*WRITTEN INSTRUCTION*
Each entry below is to be written out exactly, and the pictures are to be left out.

(Figure record listings)

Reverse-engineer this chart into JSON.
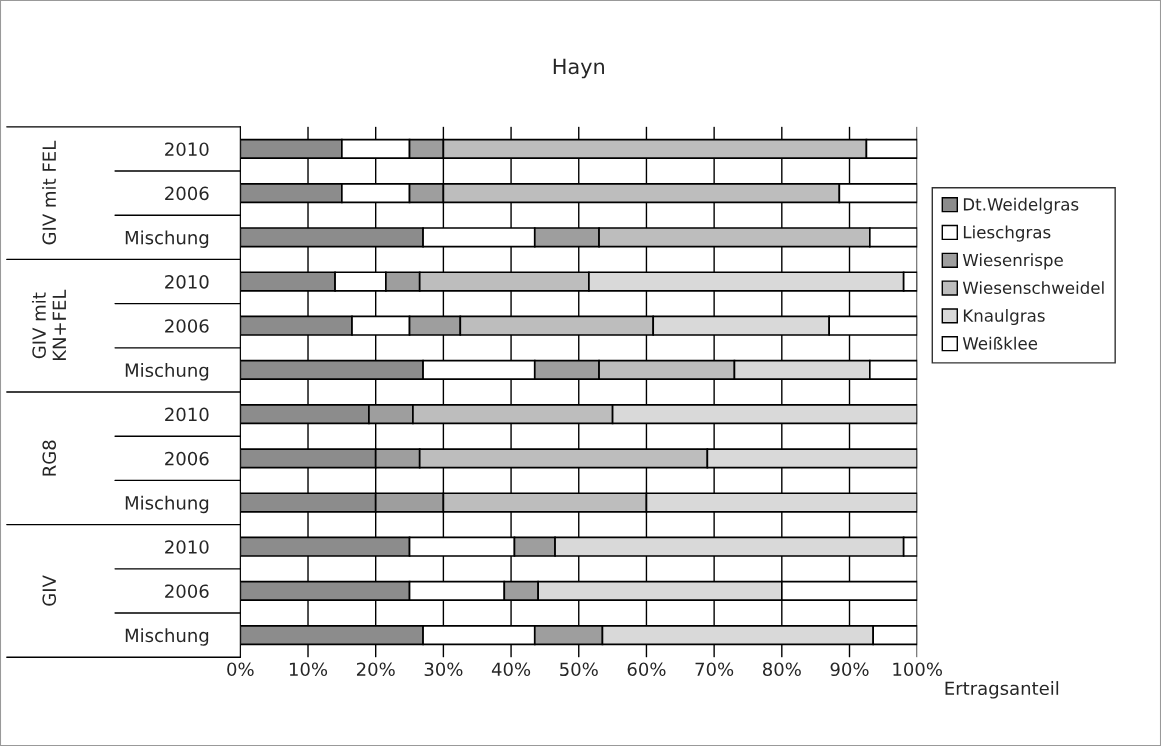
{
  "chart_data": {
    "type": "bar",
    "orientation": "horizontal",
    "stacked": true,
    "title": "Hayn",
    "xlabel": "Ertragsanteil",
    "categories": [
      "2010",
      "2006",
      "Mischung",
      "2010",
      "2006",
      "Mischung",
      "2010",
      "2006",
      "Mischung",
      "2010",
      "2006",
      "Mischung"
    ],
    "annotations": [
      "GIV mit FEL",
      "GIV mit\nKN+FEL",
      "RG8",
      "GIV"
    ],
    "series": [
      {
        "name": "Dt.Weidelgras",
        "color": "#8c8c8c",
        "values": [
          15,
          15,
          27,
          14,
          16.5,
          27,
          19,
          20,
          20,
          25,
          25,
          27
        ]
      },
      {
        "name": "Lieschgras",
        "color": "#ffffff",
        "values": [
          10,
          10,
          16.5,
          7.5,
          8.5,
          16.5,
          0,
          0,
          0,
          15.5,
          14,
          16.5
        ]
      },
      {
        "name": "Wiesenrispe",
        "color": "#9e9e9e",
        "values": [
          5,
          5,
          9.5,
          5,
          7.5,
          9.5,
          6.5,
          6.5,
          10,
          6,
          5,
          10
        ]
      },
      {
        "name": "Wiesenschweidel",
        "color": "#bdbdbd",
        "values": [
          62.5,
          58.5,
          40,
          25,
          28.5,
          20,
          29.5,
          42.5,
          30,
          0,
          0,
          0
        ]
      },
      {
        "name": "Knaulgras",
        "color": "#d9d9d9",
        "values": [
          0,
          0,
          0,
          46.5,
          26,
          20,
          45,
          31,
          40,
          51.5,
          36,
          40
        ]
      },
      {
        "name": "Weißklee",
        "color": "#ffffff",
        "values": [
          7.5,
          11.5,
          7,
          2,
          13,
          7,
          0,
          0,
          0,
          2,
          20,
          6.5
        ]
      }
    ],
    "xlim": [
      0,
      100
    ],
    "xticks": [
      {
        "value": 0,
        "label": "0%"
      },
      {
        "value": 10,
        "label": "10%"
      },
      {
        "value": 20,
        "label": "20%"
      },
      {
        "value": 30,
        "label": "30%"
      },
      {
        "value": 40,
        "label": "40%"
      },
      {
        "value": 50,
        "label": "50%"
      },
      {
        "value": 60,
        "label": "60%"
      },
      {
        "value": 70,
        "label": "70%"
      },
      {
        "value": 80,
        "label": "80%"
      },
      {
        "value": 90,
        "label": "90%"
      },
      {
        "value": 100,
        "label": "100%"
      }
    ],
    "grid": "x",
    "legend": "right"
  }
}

*ANSWER TO THE EXERCISE*
Reverse-engineer this chart into JSON.
{
  "chart_data": {
    "type": "bar",
    "orientation": "horizontal",
    "stacked": true,
    "title": "Hayn",
    "xlabel": "Ertragsanteil",
    "categories": [
      "2010",
      "2006",
      "Mischung",
      "2010",
      "2006",
      "Mischung",
      "2010",
      "2006",
      "Mischung",
      "2010",
      "2006",
      "Mischung"
    ],
    "annotations": [
      "GIV mit FEL",
      "GIV mit\nKN+FEL",
      "RG8",
      "GIV"
    ],
    "series": [
      {
        "name": "Dt.Weidelgras",
        "color": "#8c8c8c",
        "values": [
          15,
          15,
          27,
          14,
          16.5,
          27,
          19,
          20,
          20,
          25,
          25,
          27
        ]
      },
      {
        "name": "Lieschgras",
        "color": "#ffffff",
        "values": [
          10,
          10,
          16.5,
          7.5,
          8.5,
          16.5,
          0,
          0,
          0,
          15.5,
          14,
          16.5
        ]
      },
      {
        "name": "Wiesenrispe",
        "color": "#9e9e9e",
        "values": [
          5,
          5,
          9.5,
          5,
          7.5,
          9.5,
          6.5,
          6.5,
          10,
          6,
          5,
          10
        ]
      },
      {
        "name": "Wiesenschweidel",
        "color": "#bdbdbd",
        "values": [
          62.5,
          58.5,
          40,
          25,
          28.5,
          20,
          29.5,
          42.5,
          30,
          0,
          0,
          0
        ]
      },
      {
        "name": "Knaulgras",
        "color": "#d9d9d9",
        "values": [
          0,
          0,
          0,
          46.5,
          26,
          20,
          45,
          31,
          40,
          51.5,
          36,
          40
        ]
      },
      {
        "name": "Weißklee",
        "color": "#ffffff",
        "values": [
          7.5,
          11.5,
          7,
          2,
          13,
          7,
          0,
          0,
          0,
          2,
          20,
          6.5
        ]
      }
    ],
    "xlim": [
      0,
      100
    ],
    "xticks": [
      {
        "value": 0,
        "label": "0%"
      },
      {
        "value": 10,
        "label": "10%"
      },
      {
        "value": 20,
        "label": "20%"
      },
      {
        "value": 30,
        "label": "30%"
      },
      {
        "value": 40,
        "label": "40%"
      },
      {
        "value": 50,
        "label": "50%"
      },
      {
        "value": 60,
        "label": "60%"
      },
      {
        "value": 70,
        "label": "70%"
      },
      {
        "value": 80,
        "label": "80%"
      },
      {
        "value": 90,
        "label": "90%"
      },
      {
        "value": 100,
        "label": "100%"
      }
    ],
    "grid": "x",
    "legend": "right"
  }
}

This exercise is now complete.